**What to produce**
Only lines holding the string "Routing" are wanted; copy each one from the material.

**Exercise data**
----

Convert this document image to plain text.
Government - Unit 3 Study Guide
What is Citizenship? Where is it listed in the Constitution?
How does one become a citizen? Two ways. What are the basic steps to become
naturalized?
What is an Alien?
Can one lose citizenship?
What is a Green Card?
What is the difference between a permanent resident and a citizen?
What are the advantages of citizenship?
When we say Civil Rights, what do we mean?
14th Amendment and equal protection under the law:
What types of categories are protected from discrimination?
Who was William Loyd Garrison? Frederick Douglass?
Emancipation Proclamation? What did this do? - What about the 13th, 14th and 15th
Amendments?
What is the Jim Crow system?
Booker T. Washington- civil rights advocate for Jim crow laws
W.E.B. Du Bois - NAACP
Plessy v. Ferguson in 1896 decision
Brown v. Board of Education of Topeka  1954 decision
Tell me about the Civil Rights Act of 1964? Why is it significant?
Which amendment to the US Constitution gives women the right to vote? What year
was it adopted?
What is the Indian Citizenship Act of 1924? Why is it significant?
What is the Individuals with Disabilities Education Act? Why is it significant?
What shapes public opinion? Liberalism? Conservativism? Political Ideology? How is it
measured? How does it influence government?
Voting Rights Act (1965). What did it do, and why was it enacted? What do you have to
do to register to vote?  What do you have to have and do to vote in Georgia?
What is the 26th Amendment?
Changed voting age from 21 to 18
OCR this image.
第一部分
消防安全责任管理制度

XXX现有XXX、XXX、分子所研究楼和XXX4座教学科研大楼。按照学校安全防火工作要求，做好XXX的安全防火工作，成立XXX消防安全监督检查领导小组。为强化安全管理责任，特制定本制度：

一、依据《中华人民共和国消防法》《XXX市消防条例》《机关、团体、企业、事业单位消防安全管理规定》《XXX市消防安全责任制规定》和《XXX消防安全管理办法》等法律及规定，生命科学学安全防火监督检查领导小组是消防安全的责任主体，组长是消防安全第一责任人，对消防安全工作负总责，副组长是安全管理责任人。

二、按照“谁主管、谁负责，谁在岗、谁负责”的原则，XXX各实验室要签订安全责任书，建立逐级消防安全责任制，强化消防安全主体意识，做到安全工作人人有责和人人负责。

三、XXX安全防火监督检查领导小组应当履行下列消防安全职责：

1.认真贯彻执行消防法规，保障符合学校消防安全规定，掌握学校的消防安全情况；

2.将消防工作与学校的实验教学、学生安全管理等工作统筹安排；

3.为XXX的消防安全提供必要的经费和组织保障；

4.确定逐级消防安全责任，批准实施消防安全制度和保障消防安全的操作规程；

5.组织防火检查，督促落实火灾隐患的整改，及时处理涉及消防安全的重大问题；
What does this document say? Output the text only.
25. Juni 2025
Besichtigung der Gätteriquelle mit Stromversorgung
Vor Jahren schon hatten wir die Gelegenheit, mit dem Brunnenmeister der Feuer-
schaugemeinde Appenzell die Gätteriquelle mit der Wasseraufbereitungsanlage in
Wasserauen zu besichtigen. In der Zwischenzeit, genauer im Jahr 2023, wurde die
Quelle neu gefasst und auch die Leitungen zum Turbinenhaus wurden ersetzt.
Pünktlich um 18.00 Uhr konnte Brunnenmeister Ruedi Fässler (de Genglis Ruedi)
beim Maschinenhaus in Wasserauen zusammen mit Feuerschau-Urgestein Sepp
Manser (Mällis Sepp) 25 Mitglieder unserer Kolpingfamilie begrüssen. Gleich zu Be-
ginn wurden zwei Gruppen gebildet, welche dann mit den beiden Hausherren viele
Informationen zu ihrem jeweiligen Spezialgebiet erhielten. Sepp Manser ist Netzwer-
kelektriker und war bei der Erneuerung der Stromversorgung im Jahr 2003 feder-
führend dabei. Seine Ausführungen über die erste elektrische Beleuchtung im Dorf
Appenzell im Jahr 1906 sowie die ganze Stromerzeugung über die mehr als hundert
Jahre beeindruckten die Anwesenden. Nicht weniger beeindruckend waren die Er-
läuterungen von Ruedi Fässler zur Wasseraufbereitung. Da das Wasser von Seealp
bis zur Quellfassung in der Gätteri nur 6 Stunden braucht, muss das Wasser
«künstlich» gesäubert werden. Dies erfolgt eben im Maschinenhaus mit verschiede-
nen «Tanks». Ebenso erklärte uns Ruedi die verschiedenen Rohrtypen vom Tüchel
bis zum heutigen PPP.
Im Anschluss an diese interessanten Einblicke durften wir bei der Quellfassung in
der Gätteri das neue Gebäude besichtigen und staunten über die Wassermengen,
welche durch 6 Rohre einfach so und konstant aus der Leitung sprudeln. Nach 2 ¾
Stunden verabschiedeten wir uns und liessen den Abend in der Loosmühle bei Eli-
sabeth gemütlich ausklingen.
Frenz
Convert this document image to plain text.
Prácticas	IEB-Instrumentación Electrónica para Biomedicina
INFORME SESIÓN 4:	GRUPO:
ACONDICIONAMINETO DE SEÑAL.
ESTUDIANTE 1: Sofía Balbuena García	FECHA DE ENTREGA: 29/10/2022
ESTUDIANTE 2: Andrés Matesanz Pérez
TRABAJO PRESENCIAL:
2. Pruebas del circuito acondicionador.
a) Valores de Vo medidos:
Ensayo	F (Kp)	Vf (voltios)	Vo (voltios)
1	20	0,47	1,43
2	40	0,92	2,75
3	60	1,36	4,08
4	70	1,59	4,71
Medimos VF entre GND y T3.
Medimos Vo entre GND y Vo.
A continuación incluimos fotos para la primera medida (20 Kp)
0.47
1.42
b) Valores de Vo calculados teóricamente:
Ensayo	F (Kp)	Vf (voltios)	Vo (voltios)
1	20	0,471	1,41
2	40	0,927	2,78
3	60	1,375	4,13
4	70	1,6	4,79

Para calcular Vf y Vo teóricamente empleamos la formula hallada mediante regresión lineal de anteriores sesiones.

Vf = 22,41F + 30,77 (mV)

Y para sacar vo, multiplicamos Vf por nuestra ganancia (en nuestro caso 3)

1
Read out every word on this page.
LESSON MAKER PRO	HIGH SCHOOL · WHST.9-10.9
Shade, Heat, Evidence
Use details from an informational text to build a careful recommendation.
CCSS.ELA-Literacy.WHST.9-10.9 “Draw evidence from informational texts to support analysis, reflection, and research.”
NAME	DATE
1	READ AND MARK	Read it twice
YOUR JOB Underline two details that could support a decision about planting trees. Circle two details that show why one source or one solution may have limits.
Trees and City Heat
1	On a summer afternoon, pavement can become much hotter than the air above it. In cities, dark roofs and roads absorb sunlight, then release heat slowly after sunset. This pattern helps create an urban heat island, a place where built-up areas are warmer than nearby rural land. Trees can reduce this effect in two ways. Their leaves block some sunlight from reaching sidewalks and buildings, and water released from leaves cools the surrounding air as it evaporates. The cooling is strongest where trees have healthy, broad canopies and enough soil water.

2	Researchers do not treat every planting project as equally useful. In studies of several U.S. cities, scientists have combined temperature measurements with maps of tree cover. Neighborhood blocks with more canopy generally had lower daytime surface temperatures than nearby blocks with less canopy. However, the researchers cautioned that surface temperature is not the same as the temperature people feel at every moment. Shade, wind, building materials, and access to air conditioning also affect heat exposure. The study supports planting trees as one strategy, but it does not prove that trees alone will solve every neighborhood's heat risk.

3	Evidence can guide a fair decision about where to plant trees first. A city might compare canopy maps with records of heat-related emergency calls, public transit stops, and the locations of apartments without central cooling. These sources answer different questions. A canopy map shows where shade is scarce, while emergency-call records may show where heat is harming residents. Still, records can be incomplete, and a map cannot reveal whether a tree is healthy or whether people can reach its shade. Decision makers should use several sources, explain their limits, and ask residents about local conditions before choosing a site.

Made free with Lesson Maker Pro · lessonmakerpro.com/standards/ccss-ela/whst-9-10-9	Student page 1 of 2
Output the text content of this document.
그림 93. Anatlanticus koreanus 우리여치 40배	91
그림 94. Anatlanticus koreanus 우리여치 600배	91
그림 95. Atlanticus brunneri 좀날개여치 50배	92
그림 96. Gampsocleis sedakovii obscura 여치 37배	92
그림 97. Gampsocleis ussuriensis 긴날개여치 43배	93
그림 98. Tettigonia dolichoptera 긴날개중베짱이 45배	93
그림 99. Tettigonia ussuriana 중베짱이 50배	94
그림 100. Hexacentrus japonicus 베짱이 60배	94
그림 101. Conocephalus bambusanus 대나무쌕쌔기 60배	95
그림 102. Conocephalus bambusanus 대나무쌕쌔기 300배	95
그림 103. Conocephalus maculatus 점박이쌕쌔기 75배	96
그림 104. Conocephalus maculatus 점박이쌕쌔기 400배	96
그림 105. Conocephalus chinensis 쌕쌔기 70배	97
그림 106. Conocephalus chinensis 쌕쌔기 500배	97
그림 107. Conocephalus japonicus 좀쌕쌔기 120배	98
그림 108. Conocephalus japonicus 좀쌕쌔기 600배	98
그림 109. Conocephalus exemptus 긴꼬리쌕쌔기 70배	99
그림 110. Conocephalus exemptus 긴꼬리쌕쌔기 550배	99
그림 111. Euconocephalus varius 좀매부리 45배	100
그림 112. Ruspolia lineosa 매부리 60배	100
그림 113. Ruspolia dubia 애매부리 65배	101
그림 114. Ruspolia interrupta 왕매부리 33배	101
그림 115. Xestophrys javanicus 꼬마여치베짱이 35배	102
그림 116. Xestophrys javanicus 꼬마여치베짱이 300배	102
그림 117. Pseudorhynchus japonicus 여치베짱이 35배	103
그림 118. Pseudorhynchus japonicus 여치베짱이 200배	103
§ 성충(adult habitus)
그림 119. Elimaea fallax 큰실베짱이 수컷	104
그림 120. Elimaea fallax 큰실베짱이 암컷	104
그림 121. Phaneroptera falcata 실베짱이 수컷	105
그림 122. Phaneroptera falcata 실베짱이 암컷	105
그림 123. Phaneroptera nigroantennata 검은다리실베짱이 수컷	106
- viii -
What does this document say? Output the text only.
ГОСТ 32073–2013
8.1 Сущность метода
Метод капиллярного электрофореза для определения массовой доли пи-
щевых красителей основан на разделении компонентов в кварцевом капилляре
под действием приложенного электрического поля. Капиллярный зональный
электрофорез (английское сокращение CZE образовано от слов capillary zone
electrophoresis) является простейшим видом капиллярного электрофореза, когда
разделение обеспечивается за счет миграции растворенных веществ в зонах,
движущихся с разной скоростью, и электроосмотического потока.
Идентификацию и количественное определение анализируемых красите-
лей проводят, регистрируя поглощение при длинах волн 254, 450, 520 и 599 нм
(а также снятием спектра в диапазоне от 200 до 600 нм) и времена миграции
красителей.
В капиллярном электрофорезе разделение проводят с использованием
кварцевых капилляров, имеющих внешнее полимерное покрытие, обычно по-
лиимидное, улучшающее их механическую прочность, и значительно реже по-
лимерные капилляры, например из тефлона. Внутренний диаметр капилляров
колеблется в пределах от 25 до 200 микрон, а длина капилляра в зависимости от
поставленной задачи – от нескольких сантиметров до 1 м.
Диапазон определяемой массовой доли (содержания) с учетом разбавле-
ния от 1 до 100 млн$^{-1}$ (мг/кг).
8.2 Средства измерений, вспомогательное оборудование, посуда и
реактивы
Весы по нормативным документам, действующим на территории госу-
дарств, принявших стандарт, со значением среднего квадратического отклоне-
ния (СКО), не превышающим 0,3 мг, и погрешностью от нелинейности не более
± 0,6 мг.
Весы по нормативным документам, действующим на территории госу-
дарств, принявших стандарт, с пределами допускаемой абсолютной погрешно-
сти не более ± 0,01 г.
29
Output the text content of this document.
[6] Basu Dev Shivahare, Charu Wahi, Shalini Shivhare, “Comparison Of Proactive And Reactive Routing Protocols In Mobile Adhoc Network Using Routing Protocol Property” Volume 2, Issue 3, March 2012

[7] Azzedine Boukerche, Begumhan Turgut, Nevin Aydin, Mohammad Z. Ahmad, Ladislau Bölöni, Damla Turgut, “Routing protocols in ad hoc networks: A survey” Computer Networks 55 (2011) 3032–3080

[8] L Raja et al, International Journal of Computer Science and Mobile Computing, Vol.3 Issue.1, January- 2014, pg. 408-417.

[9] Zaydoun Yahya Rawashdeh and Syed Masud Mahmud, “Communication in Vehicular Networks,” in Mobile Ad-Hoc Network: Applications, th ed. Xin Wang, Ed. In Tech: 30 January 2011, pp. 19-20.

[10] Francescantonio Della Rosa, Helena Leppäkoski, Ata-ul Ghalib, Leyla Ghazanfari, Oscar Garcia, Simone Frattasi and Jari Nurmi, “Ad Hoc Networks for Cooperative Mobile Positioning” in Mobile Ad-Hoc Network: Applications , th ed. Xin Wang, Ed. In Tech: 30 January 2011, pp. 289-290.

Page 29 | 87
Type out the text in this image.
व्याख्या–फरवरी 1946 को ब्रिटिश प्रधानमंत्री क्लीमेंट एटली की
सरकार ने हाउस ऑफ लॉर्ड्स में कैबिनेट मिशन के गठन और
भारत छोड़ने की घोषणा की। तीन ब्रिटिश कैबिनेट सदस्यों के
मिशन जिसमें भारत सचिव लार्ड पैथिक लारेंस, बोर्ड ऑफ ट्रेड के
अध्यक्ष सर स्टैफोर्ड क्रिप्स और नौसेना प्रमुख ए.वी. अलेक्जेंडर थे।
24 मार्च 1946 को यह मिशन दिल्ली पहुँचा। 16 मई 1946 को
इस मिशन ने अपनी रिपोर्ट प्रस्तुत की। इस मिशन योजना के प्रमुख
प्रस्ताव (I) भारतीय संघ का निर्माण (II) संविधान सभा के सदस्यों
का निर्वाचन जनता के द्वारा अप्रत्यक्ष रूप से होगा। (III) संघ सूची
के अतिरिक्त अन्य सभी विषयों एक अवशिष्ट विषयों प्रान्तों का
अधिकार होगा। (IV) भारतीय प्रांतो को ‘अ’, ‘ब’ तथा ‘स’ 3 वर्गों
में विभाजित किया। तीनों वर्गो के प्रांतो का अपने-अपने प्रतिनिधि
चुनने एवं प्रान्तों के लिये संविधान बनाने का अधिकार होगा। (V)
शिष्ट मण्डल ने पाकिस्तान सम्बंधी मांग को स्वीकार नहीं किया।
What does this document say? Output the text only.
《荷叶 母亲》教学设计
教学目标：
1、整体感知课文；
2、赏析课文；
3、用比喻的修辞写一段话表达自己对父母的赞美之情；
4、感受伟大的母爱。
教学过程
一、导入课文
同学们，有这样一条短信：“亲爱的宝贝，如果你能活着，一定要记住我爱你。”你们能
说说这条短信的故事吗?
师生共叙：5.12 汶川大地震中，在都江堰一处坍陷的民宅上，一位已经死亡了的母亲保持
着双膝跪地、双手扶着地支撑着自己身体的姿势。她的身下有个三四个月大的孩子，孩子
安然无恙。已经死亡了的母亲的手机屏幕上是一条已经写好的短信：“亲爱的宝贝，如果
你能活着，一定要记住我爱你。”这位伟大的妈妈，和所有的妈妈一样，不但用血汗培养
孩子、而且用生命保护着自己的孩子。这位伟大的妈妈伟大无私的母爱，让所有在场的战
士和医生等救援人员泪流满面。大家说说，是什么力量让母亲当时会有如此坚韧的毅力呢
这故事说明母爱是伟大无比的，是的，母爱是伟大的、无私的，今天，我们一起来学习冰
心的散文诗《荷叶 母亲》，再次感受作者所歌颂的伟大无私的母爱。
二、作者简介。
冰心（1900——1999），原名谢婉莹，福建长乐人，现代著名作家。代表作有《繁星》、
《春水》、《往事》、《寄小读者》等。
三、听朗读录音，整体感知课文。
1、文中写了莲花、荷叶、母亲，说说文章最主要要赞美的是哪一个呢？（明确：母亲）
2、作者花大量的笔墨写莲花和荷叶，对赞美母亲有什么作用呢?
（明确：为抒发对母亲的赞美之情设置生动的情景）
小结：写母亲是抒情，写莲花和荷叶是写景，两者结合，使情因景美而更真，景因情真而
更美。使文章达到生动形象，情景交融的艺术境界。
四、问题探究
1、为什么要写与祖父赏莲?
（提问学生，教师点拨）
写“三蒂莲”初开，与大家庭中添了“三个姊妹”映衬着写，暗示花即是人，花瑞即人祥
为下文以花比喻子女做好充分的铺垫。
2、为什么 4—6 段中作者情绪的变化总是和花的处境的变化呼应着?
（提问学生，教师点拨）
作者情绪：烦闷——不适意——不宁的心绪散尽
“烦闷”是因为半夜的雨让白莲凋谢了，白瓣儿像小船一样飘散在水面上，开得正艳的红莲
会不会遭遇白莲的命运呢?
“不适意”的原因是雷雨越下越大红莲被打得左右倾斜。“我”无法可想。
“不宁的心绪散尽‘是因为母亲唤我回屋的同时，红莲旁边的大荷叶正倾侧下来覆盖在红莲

----

**Response to the task**
[6] Basu Dev Shivahare, Charu Wahi, Shalini Shivhare, “Comparison Of Proactive And Reactive Routing Protocols In Mobile Adhoc Network Using Routing Protocol Property” Volume 2, Issue 3, March 2012
[7] Azzedine Boukerche, Begumhan Turgut, Nevin Aydin, Mohammad Z. Ahmad, Ladislau Bölöni, Damla Turgut, “Routing protocols in ad hoc networks: A survey” Computer Networks 55 (2011) 3032–3080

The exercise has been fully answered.